What this task involves ▸ Write the number of lines holding the word "爱护公物", and nothing else.

* START Dataset *

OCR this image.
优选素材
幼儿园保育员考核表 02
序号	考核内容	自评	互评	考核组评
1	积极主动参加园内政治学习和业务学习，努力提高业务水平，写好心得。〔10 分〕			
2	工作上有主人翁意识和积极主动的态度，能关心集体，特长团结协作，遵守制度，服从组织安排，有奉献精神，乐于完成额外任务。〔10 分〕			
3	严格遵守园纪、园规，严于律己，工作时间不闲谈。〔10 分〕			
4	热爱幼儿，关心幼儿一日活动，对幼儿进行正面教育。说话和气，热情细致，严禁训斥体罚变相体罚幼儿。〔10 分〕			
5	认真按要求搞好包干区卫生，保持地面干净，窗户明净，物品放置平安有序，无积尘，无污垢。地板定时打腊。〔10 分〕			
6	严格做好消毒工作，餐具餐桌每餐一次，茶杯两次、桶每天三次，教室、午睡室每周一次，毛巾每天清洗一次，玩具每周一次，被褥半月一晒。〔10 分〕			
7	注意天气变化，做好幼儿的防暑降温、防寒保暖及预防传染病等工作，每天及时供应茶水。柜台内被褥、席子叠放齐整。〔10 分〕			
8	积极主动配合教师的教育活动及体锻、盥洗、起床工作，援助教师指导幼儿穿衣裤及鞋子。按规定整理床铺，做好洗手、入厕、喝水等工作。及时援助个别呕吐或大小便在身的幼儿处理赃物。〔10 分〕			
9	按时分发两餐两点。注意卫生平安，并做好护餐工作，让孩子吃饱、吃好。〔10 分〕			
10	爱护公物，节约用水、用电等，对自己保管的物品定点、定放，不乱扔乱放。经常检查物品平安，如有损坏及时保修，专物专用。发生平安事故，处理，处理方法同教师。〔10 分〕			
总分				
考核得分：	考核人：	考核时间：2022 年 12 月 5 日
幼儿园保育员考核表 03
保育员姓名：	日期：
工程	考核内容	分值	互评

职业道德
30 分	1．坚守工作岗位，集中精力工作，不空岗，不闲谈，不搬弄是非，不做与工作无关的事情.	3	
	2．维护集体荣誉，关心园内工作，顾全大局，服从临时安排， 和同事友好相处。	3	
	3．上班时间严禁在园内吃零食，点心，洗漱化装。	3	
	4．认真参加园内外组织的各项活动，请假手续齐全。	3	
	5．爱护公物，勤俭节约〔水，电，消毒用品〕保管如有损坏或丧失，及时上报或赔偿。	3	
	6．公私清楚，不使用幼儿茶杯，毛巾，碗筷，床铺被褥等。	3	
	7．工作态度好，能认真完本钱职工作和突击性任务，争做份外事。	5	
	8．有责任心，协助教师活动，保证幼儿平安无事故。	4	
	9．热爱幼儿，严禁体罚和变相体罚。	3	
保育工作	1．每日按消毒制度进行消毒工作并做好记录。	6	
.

* END Dataset *

Right answer ▸ 2